__What to work on__.
Transcribe the material exactly. Images do not belong in the copy.
>>
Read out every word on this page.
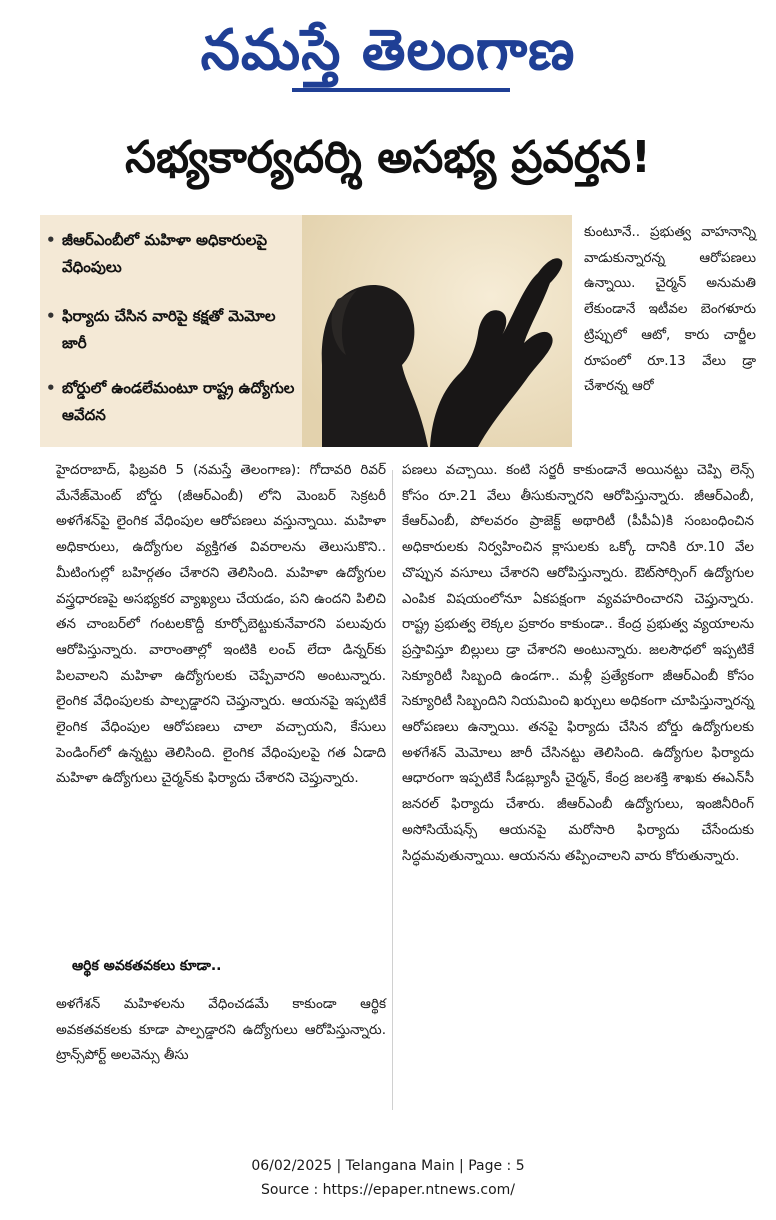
నమస్తే తెలంగాణ
సభ్యకార్యదర్శి అసభ్య ప్రవర్తన!
• జీఆర్‌ఎంబీలో మహిళా అధికారులపై వేధింపులు
• ఫిర్యాదు చేసిన వారిపై కక్షతో మెమోల జారీ
• బోర్డులో ఉండలేమంటూ రాష్ట్ర ఉద్యోగుల ఆవేదన
కుంటూనే.. ప్రభుత్వ వాహనాన్ని వాడుకున్నారన్న ఆరోపణలు ఉన్నాయి. చైర్మన్ అనుమతి లేకుండానే ఇటీవల బెంగళూరు ట్రిప్పులో ఆటో, కారు చార్జీల రూపంలో రూ.13 వేలు డ్రా చేశారన్న ఆరో
హైదరాబాద్, ఫిబ్రవరి 5 (నమస్తే తెలంగాణ): గోదావరి రివర్ మేనేజ్‌మెంట్ బోర్డు (జీఆర్‌ఎంబీ) లోని మెంబర్ సెక్రటరీ అళగేశన్‌పై లైంగిక వేధింపుల ఆరోపణలు వస్తున్నాయి. మహిళా అధికారులు, ఉద్యోగుల వ్యక్తిగత వివరాలను తెలుసుకొని.. మీటింగుల్లో బహిర్గతం చేశారని తెలిసింది. మహిళా ఉద్యోగుల వస్త్రధారణపై అసభ్యకర వ్యాఖ్యలు చేయడం, పని ఉందని పిలిచి తన చాంబర్‌లో గంటలకొద్దీ కూర్చోబెట్టుకునేవారని పలువురు ఆరోపిస్తున్నారు. వారాంతాల్లో ఇంటికి లంచ్ లేదా డిన్నర్‌కు పిలవాలని మహిళా ఉద్యోగులకు చెప్పేవారని అంటున్నారు. లైంగిక వేధింపులకు పాల్పడ్డారని చెప్తున్నారు. ఆయనపై ఇప్పటికే లైంగిక వేధింపుల ఆరోపణలు చాలా వచ్చాయని, కేసులు పెండింగ్‌లో ఉన్నట్టు తెలిసింది. లైంగిక వేధింపులపై గత ఏడాది మహిళా ఉద్యోగులు చైర్మన్‌కు ఫిర్యాదు చేశారని చెప్తున్నారు.
పణలు వచ్చాయి. కంటి సర్జరీ కాకుండానే అయినట్టు చెప్పి లెన్స్ కోసం రూ.21 వేలు తీసుకున్నారని ఆరోపిస్తున్నారు. జీఆర్‌ఎంబీ, కేఆర్‌ఎంబీ, పోలవరం ప్రాజెక్ట్ అథారిటీ (పీపీఏ)కి సంబంధించిన అధికారులకు నిర్వహించిన క్లాసులకు ఒక్కో దానికి రూ.10 వేల చొప్పున వసూలు చేశారని ఆరోపిస్తున్నారు. ఔట్‌సోర్సింగ్ ఉద్యోగుల ఎంపిక విషయంలోనూ ఏకపక్షంగా వ్యవహరించారని చెప్తున్నారు. రాష్ట్ర ప్రభుత్వ లెక్కల ప్రకారం కాకుండా.. కేంద్ర ప్రభుత్వ వ్యయాలను ప్రస్తావిస్తూ బిల్లులు డ్రా చేశారని అంటున్నారు. జలసౌధలో ఇప్పటికే సెక్యూరిటీ సిబ్బంది ఉండగా.. మళ్లీ ప్రత్యేకంగా జీఆర్‌ఎంబీ కోసం సెక్యూరిటీ సిబ్బందిని నియమించి ఖర్చులు అధికంగా చూపిస్తున్నారన్న ఆరోపణలు ఉన్నాయి. తనపై ఫిర్యాదు చేసిన బోర్డు ఉద్యోగులకు అళగేశన్ మెమోలు జారీ చేసినట్టు తెలిసింది. ఉద్యోగుల ఫిర్యాదు ఆధారంగా ఇప్పటికే సీడబ్ల్యూసీ చైర్మన్, కేంద్ర జలశక్తి శాఖకు ఈఎన్‌సీ జనరల్ ఫిర్యాదు చేశారు. జీఆర్‌ఎంబీ ఉద్యోగులు, ఇంజినీరింగ్ అసోసియేషన్స్ ఆయనపై మరోసారి ఫిర్యాదు చేసేందుకు సిద్ధమవుతున్నాయి. ఆయనను తప్పించాలని వారు కోరుతున్నారు.
ఆర్థిక అవకతవకలు కూడా..
అళగేశన్ మహిళలను వేధించడమే కాకుండా ఆర్థిక అవకతవకలకు కూడా పాల్పడ్డారని ఉద్యోగులు ఆరోపిస్తున్నారు. ట్రాన్స్‌పోర్ట్ అలవెన్సు తీసు
06/02/2025 | Telangana Main | Page : 5
Source : https://epaper.ntnews.com/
<<
__Answer to this exercise__.
Read out every word on this page.
నమస్తే తెలంగాణ
సభ్యకార్యదర్శి అసభ్య ప్రవర్తన!
• జీఆర్‌ఎంబీలో మహిళా అధికారులపై వేధింపులు
• ఫిర్యాదు చేసిన వారిపై కక్షతో మెమోల జారీ
• బోర్డులో ఉండలేమంటూ రాష్ట్ర ఉద్యోగుల ఆవేదన
కుంటూనే.. ప్రభుత్వ వాహనాన్ని వాడుకున్నారన్న ఆరోపణలు ఉన్నాయి. చైర్మన్ అనుమతి లేకుండానే ఇటీవల బెంగళూరు ట్రిప్పులో ఆటో, కారు చార్జీల రూపంలో రూ.13 వేలు డ్రా చేశారన్న ఆరో
హైదరాబాద్, ఫిబ్రవరి 5 (నమస్తే తెలంగాణ): గోదావరి రివర్ మేనేజ్‌మెంట్ బోర్డు (జీఆర్‌ఎంబీ) లోని మెంబర్ సెక్రటరీ అళగేశన్‌పై లైంగిక వేధింపుల ఆరోపణలు వస్తున్నాయి. మహిళా అధికారులు, ఉద్యోగుల వ్యక్తిగత వివరాలను తెలుసుకొని.. మీటింగుల్లో బహిర్గతం చేశారని తెలిసింది. మహిళా ఉద్యోగుల వస్త్రధారణపై అసభ్యకర వ్యాఖ్యలు చేయడం, పని ఉందని పిలిచి తన చాంబర్‌లో గంటలకొద్దీ కూర్చోబెట్టుకునేవారని పలువురు ఆరోపిస్తున్నారు. వారాంతాల్లో ఇంటికి లంచ్ లేదా డిన్నర్‌కు పిలవాలని మహిళా ఉద్యోగులకు చెప్పేవారని అంటున్నారు. లైంగిక వేధింపులకు పాల్పడ్డారని చెప్తున్నారు. ఆయనపై ఇప్పటికే లైంగిక వేధింపుల ఆరోపణలు చాలా వచ్చాయని, కేసులు పెండింగ్‌లో ఉన్నట్టు తెలిసింది. లైంగిక వేధింపులపై గత ఏడాది మహిళా ఉద్యోగులు చైర్మన్‌కు ఫిర్యాదు చేశారని చెప్తున్నారు.
పణలు వచ్చాయి. కంటి సర్జరీ కాకుండానే అయినట్టు చెప్పి లెన్స్ కోసం రూ.21 వేలు తీసుకున్నారని ఆరోపిస్తున్నారు. జీఆర్‌ఎంబీ, కేఆర్‌ఎంబీ, పోలవరం ప్రాజెక్ట్ అథారిటీ (పీపీఏ)కి సంబంధించిన అధికారులకు నిర్వహించిన క్లాసులకు ఒక్కో దానికి రూ.10 వేల చొప్పున వసూలు చేశారని ఆరోపిస్తున్నారు. ఔట్‌సోర్సింగ్ ఉద్యోగుల ఎంపిక విషయంలోనూ ఏకపక్షంగా వ్యవహరించారని చెప్తున్నారు. రాష్ట్ర ప్రభుత్వ లెక్కల ప్రకారం కాకుండా.. కేంద్ర ప్రభుత్వ వ్యయాలను ప్రస్తావిస్తూ బిల్లులు డ్రా చేశారని అంటున్నారు. జలసౌధలో ఇప్పటికే సెక్యూరిటీ సిబ్బంది ఉండగా.. మళ్లీ ప్రత్యేకంగా జీఆర్‌ఎంబీ కోసం సెక్యూరిటీ సిబ్బందిని నియమించి ఖర్చులు అధికంగా చూపిస్తున్నారన్న ఆరోపణలు ఉన్నాయి. తనపై ఫిర్యాదు చేసిన బోర్డు ఉద్యోగులకు అళగేశన్ మెమోలు జారీ చేసినట్టు తెలిసింది. ఉద్యోగుల ఫిర్యాదు ఆధారంగా ఇప్పటికే సీడబ్ల్యూసీ చైర్మన్, కేంద్ర జలశక్తి శాఖకు ఈఎన్‌సీ జనరల్ ఫిర్యాదు చేశారు. జీఆర్‌ఎంబీ ఉద్యోగులు, ఇంజినీరింగ్ అసోసియేషన్స్ ఆయనపై మరోసారి ఫిర్యాదు చేసేందుకు సిద్ధమవుతున్నాయి. ఆయనను తప్పించాలని వారు కోరుతున్నారు.
ఆర్థిక అవకతవకలు కూడా..
అళగేశన్ మహిళలను వేధించడమే కాకుండా ఆర్థిక అవకతవకలకు కూడా పాల్పడ్డారని ఉద్యోగులు ఆరోపిస్తున్నారు. ట్రాన్స్‌పోర్ట్ అలవెన్సు తీసు
06/02/2025 | Telangana Main | Page : 5
Source : https://epaper.ntnews.com/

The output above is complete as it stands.